## Directions for this task
In the listing below, find every line with the string "Circumference" and pull it out.

## Provided data
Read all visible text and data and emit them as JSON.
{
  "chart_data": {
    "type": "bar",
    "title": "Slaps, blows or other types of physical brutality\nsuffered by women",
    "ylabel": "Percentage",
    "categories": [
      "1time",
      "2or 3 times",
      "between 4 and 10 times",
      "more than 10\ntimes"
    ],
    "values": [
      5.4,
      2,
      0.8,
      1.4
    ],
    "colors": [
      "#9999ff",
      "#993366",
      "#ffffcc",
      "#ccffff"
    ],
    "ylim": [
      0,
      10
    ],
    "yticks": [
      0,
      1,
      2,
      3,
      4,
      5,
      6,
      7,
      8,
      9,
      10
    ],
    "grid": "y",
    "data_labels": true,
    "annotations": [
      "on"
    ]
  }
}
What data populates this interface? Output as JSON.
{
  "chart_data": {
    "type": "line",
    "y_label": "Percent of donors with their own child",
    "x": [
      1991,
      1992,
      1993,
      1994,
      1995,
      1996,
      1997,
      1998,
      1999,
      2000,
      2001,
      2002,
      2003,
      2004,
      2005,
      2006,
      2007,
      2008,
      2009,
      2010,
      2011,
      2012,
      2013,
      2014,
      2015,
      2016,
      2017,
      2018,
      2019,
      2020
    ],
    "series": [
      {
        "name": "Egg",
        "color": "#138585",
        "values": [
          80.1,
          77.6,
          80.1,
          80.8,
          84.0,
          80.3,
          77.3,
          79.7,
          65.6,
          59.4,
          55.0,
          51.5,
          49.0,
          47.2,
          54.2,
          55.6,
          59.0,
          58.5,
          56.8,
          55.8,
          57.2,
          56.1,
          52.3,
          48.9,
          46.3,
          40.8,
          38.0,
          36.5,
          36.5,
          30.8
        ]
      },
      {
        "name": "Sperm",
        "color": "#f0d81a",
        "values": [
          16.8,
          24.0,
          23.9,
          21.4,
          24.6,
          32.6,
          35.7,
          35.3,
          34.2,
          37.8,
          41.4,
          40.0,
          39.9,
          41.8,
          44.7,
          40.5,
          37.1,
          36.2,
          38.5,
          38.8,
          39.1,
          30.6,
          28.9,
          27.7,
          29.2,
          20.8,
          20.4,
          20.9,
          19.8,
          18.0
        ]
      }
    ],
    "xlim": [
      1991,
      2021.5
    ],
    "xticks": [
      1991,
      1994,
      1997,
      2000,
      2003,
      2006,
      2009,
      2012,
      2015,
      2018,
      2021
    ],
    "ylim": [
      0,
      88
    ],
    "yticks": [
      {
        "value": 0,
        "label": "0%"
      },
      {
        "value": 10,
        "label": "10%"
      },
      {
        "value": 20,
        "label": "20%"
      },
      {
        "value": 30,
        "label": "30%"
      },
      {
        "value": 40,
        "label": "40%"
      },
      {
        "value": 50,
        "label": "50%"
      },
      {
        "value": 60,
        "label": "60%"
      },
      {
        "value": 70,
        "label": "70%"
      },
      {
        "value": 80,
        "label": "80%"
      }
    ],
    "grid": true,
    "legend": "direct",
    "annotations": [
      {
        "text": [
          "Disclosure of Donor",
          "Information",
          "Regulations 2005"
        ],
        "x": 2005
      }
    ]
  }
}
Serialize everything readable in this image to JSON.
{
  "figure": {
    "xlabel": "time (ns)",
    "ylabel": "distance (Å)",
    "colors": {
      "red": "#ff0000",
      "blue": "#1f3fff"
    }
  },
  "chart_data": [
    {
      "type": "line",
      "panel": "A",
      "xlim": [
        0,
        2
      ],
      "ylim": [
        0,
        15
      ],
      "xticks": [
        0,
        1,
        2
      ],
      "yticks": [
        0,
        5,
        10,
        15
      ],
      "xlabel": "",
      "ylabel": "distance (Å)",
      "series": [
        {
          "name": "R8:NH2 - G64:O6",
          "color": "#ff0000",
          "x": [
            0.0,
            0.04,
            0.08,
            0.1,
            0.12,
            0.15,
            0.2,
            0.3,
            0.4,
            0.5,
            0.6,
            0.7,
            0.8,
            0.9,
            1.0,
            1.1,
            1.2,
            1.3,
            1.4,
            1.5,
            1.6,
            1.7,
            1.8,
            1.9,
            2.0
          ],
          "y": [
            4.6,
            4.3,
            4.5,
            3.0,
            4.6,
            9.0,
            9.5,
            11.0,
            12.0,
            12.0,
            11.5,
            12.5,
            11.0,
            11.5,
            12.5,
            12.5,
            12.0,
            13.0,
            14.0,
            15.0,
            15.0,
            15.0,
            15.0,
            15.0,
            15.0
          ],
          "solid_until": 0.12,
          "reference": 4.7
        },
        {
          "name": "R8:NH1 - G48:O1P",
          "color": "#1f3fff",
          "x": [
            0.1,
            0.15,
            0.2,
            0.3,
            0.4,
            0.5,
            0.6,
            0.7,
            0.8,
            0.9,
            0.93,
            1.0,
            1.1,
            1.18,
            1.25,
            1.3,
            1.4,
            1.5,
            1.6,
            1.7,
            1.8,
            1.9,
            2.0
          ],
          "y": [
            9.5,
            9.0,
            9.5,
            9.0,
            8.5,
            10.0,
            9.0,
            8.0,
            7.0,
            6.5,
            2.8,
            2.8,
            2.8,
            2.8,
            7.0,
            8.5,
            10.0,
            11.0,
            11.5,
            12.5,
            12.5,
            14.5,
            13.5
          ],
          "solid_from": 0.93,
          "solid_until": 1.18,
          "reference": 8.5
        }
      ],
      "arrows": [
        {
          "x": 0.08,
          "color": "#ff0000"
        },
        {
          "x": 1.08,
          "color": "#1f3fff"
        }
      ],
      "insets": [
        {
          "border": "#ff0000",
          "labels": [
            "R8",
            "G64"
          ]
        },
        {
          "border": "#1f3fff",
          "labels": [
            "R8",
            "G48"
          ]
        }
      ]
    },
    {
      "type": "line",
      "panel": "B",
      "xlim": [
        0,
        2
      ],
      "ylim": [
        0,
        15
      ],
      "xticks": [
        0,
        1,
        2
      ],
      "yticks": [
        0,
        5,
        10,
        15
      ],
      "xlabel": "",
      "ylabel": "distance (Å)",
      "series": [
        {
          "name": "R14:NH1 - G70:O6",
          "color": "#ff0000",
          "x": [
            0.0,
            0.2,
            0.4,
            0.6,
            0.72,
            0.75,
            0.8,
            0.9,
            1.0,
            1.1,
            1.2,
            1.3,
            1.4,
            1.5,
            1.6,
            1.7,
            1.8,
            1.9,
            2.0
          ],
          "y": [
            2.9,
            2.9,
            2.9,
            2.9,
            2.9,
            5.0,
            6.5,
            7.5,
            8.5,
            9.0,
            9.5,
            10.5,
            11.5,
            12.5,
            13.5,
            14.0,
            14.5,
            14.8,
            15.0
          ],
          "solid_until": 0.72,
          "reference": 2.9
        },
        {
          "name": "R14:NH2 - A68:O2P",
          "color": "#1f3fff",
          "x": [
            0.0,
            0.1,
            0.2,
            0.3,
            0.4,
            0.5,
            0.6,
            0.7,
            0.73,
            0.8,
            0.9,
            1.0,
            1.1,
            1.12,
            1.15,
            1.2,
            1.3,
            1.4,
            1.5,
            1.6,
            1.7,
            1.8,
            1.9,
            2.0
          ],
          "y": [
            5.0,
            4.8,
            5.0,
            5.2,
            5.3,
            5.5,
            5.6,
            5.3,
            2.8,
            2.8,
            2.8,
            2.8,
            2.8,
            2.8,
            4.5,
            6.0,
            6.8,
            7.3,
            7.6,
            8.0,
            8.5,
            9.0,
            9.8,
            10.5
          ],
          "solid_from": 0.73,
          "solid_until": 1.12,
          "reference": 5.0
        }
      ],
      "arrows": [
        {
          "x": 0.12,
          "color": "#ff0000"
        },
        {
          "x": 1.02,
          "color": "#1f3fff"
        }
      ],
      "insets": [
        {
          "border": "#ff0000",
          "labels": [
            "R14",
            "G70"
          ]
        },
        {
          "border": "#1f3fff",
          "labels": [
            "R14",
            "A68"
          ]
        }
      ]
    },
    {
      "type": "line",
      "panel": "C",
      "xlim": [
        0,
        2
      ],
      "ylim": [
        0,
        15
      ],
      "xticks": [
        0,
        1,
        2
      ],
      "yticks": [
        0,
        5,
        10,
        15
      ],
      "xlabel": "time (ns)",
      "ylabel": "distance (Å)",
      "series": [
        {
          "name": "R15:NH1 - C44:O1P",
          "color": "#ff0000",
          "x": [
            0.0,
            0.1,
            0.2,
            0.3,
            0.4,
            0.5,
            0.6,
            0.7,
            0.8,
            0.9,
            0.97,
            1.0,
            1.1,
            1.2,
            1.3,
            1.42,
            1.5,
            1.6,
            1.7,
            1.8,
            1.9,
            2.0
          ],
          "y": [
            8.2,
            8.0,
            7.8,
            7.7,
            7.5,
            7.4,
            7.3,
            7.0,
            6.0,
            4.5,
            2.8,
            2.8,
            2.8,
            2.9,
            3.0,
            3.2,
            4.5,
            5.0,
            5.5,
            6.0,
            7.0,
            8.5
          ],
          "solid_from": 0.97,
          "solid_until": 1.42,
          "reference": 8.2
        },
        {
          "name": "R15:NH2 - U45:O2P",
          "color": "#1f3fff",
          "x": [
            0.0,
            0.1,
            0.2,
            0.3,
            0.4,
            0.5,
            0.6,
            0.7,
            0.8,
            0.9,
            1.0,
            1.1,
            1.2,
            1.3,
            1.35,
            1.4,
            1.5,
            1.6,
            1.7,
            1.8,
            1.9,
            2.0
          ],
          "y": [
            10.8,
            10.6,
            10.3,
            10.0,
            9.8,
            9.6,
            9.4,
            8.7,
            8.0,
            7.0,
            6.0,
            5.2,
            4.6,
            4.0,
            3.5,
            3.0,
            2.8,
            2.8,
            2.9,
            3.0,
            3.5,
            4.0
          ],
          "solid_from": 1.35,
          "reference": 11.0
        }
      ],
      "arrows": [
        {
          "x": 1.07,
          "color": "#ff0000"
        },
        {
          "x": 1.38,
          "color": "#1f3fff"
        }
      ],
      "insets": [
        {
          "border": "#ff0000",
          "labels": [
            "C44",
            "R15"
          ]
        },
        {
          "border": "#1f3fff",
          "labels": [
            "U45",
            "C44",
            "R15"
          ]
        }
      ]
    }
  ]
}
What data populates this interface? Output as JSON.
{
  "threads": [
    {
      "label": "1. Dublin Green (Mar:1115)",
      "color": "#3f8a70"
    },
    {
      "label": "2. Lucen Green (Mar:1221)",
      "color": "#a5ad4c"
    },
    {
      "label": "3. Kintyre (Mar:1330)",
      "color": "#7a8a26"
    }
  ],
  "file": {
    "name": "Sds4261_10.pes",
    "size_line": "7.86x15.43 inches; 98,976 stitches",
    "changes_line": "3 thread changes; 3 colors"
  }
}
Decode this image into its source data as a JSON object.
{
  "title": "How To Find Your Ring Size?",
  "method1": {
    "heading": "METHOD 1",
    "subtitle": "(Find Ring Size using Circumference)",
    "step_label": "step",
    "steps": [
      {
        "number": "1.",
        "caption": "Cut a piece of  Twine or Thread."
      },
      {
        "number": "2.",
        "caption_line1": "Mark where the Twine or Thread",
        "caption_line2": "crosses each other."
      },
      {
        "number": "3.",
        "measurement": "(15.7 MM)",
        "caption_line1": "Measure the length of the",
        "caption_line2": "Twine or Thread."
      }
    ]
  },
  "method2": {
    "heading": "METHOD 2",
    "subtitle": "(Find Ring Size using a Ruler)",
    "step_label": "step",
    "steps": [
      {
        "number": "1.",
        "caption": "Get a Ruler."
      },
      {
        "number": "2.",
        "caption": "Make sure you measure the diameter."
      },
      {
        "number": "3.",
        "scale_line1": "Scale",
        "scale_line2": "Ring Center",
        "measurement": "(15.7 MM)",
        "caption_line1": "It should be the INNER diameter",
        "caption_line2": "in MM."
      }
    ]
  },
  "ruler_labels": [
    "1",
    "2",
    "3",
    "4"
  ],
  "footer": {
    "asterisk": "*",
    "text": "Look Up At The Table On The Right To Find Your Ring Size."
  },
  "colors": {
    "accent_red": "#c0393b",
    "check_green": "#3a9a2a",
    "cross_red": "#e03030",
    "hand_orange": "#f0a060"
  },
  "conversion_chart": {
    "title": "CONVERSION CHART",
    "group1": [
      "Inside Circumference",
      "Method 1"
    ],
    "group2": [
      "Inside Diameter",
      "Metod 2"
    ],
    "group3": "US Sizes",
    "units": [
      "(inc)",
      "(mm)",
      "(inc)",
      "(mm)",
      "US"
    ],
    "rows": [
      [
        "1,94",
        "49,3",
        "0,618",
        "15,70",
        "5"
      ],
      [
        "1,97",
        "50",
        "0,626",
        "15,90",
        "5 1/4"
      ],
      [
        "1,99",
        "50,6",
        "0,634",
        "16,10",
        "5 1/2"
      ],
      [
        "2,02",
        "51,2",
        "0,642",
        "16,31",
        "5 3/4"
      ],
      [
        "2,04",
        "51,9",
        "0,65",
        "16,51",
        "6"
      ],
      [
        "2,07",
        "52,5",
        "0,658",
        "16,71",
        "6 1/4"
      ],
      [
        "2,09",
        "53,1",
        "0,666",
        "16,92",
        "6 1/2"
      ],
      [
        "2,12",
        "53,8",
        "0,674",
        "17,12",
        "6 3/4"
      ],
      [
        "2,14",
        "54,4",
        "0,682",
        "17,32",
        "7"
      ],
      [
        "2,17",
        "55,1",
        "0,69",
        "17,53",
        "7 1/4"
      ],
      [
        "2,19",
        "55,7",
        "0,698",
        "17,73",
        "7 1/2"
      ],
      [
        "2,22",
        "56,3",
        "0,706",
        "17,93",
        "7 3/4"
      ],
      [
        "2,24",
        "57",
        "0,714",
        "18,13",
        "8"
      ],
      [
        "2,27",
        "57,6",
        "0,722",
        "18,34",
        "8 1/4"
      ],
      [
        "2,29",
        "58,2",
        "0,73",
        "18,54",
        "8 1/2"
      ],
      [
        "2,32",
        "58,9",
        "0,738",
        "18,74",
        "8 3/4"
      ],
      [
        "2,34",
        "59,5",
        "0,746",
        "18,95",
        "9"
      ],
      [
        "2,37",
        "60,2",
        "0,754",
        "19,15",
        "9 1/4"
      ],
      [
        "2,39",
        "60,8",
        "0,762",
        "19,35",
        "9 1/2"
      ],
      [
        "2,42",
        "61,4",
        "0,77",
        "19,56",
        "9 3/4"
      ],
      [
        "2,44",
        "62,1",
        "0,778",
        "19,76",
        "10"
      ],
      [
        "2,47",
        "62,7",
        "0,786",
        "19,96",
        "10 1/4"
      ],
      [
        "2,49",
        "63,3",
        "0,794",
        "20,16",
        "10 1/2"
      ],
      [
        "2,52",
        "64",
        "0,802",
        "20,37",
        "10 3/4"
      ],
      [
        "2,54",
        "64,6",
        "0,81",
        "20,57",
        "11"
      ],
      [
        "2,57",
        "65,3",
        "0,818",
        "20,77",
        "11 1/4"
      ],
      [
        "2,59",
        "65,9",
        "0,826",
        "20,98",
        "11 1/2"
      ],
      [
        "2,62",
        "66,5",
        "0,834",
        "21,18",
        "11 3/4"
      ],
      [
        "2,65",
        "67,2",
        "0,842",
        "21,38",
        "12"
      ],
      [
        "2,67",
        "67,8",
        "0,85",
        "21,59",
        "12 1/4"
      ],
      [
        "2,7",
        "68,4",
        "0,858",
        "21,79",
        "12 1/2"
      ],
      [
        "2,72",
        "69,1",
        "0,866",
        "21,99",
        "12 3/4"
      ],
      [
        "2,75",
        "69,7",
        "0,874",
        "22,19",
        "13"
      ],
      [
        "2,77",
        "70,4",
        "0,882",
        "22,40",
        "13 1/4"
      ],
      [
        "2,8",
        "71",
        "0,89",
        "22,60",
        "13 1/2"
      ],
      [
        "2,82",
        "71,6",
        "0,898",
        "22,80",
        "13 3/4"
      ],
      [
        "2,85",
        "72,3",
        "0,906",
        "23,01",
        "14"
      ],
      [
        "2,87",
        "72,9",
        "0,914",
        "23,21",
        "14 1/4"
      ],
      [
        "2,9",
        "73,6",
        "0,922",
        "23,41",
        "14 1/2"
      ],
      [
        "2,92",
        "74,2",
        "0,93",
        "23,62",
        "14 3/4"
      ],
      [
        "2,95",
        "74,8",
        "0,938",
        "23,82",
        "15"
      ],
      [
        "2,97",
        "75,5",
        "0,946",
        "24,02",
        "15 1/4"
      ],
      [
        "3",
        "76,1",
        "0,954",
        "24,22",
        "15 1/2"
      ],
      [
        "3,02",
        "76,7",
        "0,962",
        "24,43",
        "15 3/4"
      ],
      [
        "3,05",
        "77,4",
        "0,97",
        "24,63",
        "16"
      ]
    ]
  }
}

## Task response
    "subtitle": "(Find Ring Size using Circumference)",
      "Inside Circumference",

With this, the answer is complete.